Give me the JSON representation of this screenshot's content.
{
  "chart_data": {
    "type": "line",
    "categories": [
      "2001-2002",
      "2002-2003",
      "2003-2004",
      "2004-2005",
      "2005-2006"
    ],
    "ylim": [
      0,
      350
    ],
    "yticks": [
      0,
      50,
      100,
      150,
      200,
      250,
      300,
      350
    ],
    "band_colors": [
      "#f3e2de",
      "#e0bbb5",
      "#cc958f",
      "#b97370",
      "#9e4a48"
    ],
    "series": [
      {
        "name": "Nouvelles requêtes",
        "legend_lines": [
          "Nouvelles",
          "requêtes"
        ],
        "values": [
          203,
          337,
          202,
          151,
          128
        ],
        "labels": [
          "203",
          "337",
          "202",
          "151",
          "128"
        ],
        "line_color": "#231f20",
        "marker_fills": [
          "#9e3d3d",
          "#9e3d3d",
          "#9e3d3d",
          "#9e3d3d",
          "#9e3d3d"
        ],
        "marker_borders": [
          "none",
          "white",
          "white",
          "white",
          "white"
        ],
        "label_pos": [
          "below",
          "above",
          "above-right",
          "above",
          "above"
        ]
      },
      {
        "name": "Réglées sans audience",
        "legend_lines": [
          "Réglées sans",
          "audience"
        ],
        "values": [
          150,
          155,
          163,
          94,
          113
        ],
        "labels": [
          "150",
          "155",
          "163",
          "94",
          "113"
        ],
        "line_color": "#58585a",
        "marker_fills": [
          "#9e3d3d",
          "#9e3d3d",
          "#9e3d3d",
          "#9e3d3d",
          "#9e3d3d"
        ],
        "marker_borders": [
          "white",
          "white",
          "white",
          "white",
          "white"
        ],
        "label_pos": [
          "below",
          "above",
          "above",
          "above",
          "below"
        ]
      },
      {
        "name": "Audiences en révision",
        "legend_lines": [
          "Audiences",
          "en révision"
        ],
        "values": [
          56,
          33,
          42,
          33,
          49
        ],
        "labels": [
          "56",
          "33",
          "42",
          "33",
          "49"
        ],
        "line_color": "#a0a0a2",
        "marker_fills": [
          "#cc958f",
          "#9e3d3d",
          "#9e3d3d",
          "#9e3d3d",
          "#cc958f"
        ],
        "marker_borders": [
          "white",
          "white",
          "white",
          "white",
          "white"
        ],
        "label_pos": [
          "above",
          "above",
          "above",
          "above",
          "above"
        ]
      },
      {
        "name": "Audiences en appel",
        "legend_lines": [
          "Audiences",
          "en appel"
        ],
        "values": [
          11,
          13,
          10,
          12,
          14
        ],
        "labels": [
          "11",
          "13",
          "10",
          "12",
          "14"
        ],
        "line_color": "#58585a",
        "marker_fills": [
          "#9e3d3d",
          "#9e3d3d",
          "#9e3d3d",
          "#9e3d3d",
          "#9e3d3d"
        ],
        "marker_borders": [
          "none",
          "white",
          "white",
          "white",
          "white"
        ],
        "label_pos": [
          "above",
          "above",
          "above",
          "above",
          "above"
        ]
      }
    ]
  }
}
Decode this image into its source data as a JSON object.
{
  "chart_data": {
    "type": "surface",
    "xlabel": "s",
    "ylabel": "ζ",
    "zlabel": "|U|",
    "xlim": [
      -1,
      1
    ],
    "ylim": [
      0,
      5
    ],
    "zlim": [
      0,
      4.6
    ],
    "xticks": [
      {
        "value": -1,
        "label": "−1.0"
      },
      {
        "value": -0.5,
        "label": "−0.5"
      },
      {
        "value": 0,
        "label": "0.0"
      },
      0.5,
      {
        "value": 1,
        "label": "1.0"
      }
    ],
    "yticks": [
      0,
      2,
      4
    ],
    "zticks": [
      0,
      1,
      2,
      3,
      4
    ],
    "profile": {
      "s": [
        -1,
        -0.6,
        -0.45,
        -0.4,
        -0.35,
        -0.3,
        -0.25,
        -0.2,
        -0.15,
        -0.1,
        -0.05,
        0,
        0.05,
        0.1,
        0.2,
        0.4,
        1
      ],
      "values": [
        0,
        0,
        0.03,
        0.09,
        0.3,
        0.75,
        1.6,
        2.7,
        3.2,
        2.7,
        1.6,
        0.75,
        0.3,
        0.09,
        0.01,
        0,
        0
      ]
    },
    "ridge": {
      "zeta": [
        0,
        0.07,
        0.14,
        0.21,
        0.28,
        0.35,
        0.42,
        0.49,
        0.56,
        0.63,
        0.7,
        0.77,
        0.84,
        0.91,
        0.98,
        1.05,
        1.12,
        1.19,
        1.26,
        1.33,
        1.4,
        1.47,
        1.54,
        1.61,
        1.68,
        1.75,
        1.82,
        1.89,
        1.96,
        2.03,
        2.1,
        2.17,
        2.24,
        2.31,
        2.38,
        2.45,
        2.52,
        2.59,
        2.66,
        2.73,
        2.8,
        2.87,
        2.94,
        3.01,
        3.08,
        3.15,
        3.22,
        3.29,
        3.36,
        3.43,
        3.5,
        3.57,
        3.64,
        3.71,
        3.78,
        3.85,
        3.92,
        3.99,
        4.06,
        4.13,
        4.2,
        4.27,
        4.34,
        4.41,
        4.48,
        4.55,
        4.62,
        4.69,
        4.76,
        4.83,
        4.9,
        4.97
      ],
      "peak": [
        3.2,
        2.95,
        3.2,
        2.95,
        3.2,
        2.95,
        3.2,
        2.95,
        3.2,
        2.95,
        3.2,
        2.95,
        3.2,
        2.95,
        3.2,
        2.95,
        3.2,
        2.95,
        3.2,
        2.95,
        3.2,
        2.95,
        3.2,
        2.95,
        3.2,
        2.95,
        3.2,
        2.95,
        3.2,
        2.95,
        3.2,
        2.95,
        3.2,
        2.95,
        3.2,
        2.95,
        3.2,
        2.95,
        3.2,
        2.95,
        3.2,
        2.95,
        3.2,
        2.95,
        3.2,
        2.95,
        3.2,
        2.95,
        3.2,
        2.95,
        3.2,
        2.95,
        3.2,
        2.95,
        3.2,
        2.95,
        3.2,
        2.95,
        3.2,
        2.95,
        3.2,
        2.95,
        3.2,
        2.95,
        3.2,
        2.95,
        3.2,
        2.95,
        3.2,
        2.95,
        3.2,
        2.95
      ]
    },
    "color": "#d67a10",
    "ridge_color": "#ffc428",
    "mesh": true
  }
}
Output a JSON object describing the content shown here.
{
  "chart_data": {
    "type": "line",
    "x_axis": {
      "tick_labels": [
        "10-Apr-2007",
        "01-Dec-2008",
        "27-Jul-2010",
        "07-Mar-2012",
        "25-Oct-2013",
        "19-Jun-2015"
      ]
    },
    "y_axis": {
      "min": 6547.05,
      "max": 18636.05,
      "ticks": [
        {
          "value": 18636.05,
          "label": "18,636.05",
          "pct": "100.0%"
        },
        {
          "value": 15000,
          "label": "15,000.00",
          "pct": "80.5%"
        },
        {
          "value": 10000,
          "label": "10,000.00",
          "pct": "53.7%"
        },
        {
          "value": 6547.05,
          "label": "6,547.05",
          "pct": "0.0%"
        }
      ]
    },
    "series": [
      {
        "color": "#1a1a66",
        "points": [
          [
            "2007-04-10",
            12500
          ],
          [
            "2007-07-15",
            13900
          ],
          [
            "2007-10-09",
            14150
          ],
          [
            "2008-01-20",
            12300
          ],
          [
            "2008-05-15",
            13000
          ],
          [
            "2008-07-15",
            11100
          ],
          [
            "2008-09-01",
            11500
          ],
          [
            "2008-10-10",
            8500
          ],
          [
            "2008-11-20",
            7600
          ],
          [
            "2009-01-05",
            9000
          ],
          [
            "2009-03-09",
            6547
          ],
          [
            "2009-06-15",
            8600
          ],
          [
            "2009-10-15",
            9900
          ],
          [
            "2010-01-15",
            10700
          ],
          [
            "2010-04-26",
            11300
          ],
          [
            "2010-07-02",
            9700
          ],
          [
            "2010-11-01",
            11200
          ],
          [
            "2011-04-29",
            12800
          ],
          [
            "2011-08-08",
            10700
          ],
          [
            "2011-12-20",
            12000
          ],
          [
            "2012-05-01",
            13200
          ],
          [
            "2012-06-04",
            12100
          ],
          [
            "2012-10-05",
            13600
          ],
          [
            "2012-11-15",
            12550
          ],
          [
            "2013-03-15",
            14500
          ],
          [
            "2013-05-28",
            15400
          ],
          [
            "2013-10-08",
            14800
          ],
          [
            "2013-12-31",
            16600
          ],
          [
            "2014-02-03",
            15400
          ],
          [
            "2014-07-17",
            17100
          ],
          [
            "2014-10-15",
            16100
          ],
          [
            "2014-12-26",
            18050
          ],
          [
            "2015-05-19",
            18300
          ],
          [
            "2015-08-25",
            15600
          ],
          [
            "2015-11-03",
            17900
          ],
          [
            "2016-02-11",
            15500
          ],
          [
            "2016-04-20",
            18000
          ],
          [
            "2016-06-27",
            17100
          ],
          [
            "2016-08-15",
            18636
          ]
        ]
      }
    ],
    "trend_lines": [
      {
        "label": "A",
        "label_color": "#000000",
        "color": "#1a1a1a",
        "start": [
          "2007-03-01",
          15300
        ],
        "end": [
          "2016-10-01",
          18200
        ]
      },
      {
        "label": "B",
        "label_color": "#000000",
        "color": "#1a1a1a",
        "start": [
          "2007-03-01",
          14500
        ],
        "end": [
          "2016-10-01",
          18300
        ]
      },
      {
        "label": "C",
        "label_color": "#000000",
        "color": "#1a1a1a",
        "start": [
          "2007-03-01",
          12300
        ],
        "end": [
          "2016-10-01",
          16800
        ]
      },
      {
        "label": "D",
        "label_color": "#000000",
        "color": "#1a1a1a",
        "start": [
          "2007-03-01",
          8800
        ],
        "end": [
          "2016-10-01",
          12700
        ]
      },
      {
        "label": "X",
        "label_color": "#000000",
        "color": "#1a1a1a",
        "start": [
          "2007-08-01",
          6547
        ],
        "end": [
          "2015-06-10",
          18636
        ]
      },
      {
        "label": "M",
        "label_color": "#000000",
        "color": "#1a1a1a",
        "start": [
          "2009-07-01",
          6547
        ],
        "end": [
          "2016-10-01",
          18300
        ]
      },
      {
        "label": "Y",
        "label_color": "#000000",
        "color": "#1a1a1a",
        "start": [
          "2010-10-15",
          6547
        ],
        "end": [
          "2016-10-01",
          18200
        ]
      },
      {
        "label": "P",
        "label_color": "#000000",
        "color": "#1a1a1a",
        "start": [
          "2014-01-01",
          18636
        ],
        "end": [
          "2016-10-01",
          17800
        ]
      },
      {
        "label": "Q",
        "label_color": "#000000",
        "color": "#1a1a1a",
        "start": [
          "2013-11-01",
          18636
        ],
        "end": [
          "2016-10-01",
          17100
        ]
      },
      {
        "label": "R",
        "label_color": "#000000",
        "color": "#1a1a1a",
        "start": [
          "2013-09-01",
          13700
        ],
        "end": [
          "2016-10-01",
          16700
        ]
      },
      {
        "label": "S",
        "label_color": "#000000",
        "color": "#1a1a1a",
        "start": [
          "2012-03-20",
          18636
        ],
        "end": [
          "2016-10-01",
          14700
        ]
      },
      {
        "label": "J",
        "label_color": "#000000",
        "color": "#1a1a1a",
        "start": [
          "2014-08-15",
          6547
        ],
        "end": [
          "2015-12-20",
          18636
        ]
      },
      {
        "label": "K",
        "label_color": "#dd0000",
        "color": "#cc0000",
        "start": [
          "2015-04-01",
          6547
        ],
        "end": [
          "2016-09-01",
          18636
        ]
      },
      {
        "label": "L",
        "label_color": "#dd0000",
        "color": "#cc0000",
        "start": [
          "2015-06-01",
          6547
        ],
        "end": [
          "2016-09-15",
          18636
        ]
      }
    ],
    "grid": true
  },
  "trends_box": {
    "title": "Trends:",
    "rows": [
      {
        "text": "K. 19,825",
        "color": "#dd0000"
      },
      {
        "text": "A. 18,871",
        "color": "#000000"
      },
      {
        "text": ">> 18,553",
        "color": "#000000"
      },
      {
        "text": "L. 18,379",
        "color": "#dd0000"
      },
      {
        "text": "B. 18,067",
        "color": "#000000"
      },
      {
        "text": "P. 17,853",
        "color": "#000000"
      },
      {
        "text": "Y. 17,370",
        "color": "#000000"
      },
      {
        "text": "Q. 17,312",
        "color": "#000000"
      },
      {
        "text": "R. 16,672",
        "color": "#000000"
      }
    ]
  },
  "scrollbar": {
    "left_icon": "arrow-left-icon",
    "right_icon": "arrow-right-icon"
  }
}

--------------------

Report each line in the data that holds the word "sans".

        "name": "Réglées sans audience",
          "Réglées sans",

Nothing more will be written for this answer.